_SOURCE EXCERPT:_
#####
Page MenuHomePhabricator

Mediarequests returning "file not found" for filenames with specific characters
Closed, ResolvedPublic5 Estimated Story PointsBUG REPORT

Description

Local project: commons.wikimedia.org.

Test the chars for pageviews.wmcloud.org:

  • Debela griža, kot jo vidi zmaj.jpg is not correct.
  • Mbeya city-2.jpg is correct.
  • Mandelbox 4D OpenCL 569829516 32K.jpg is correct.
  • Three images of a paragraph from The Red Badge of Courage (Stephen Crane, 1895) to illustrate kerning, ligatures, hyphenation and microtypography.png is not correct.
  • Abox - Mod Kali-V3 x Sierpinski 3D OpenCL 46149707045 8K.jpg is correct.
  • File:Sign-1020906,_M7,_Co._Limerick,_Ireland.jpg is not correct.
  • Sign-1020906, M7, Co. Limerick, Ireland.jpg is not correct.
  • File:Bucuresti,_Romania_(Mister_Tolanesco_intr-o_relaxare_absoluta)(2).JPG is not correct.
  • File:)(_-_Flickr_-_Time.Captured..jpg is not correct.

The data over https://wikimedia.org/api/rest_v1/#/Pageviews%20data are published.

  • Debela griža, kot jo vidi zmaj.jpg is correct.
  • File:Sign-1020906,_M7,_Co._Limerick,_Ireland.jpg is correct.

Result: Statistics are not available if at least 2 of the following characters are immediately behind present in the file: ( ) - or space.

Event Timeline

Aklapper removed a subscriber: MusikAnimal.

Cannot reproduce.

I only see an Uncaught DOMException: The operation is insecure. when going to that link.

So there must be another reason for the error? (I'm sorry, I am way over my head here - I just noticed an error that keeps popping up in some files; I thought it might be the letters... (and it keeps appearing; I can't see mediawiews analysis for the file provided))
#####
_GIVEN RECORDS:_
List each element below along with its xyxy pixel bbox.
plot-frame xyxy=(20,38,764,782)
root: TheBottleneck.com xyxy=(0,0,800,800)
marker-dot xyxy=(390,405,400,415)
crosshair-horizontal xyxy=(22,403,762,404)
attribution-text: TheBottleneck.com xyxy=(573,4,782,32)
#####
_WORK TO COMPLETE:_
(1) In the bug report, which local project is listed?
(2) Carry on the bug report about mediarequests returning "file not found," starting after its final sentence.
The items have no role in this work.

_ANSWERS PROVIDED:_
(1) commons.wikimedia.org

(2)
Well first, the file was only uploaded 22 hours ago, so the data might simply not yet be available. However I did some digging and it appears you might be right; The API does not appear to like characters with diacritics. I get a 404 when browsing to https://wikimedia.org/api/rest_v1/metrics/mediarequests/per-file/all-referers/user/%2Fwikipedia%2Fcommons%2Fc%2Fc4%2FDebela_gri%C5%BEa%2C_kot_jo_vidi_zmaj.jpg/daily/2023091100/2023100100 and seemingly the same for any file with diacritics in the name.

Other examples:

The last example, File:Catedral de la Encarnación, Málaga, España, 2023-05-19, DD 37-39 HDR.jpg, is a featured image and the file page has had a decent number of pageviews, so there should definitely be media requests showing up in Mediaviews Analysis.

This sounds eerily similar to T247333 but I think it's a different issue. Anyway, I'm tagging Pageviews-API and Data-Engineering so that this gets reported to the right people.

Cannot reproduce.

I only see an Uncaught DOMException: The operation is insecure. when going to that link.

Do you have ad blockers or privacy extensions enabled, by chance? If so, that would explain the error. If you're not using any such browser extension, we have a bug of some sort. Could you share your browser version and OS? Thanks!

Do you have ad blockers or privacy extensions enabled, by chance?

Ah, yes. Sorry for the noise!

Dusan_Krehel renamed this task from Mediaviews analysis doesn't work for files with non-standard letters in the filename? to None result with some chars in the file name.Oct 2 2023, 10:30 PM
Dusan_Krehel triaged this task as Medium priority.
Dusan_Krehel removed a project: Pageviews-API.
Dusan_Krehel updated the task description. (Show Details)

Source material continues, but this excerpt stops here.